--- BEGIN ---
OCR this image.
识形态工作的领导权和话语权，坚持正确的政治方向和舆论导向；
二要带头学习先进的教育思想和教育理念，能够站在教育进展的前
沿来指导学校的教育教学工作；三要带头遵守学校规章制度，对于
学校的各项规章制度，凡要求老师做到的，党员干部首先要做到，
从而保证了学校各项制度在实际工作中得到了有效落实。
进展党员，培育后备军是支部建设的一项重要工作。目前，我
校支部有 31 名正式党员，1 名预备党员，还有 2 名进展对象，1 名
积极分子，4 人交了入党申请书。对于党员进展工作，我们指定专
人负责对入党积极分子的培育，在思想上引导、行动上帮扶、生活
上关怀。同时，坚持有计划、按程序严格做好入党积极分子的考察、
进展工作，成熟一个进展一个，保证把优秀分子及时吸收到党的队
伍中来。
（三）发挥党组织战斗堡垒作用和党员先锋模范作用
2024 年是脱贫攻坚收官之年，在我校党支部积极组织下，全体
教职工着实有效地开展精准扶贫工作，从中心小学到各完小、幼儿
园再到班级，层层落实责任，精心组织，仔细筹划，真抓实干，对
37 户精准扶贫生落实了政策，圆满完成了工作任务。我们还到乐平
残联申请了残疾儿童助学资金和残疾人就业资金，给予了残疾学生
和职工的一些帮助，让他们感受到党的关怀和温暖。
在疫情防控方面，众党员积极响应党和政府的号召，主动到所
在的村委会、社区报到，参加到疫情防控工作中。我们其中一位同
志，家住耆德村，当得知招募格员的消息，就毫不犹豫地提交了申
--- END ---
Problem statement: Give the material above again, word for word.

Reply:
OCR this image.
识形态工作的领导权和话语权，坚持正确的政治方向和舆论导向；
二要带头学习先进的教育思想和教育理念，能够站在教育进展的前
沿来指导学校的教育教学工作；三要带头遵守学校规章制度，对于
学校的各项规章制度，凡要求老师做到的，党员干部首先要做到，
从而保证了学校各项制度在实际工作中得到了有效落实。
进展党员，培育后备军是支部建设的一项重要工作。目前，我
校支部有 31 名正式党员，1 名预备党员，还有 2 名进展对象，1 名
积极分子，4 人交了入党申请书。对于党员进展工作，我们指定专
人负责对入党积极分子的培育，在思想上引导、行动上帮扶、生活
上关怀。同时，坚持有计划、按程序严格做好入党积极分子的考察、
进展工作，成熟一个进展一个，保证把优秀分子及时吸收到党的队
伍中来。
（三）发挥党组织战斗堡垒作用和党员先锋模范作用
2024 年是脱贫攻坚收官之年，在我校党支部积极组织下，全体
教职工着实有效地开展精准扶贫工作，从中心小学到各完小、幼儿
园再到班级，层层落实责任，精心组织，仔细筹划，真抓实干，对
37 户精准扶贫生落实了政策，圆满完成了工作任务。我们还到乐平
残联申请了残疾儿童助学资金和残疾人就业资金，给予了残疾学生
和职工的一些帮助，让他们感受到党的关怀和温暖。
在疫情防控方面，众党员积极响应党和政府的号召，主动到所
在的村委会、社区报到，参加到疫情防控工作中。我们其中一位同
志，家住耆德村，当得知招募格员的消息，就毫不犹豫地提交了申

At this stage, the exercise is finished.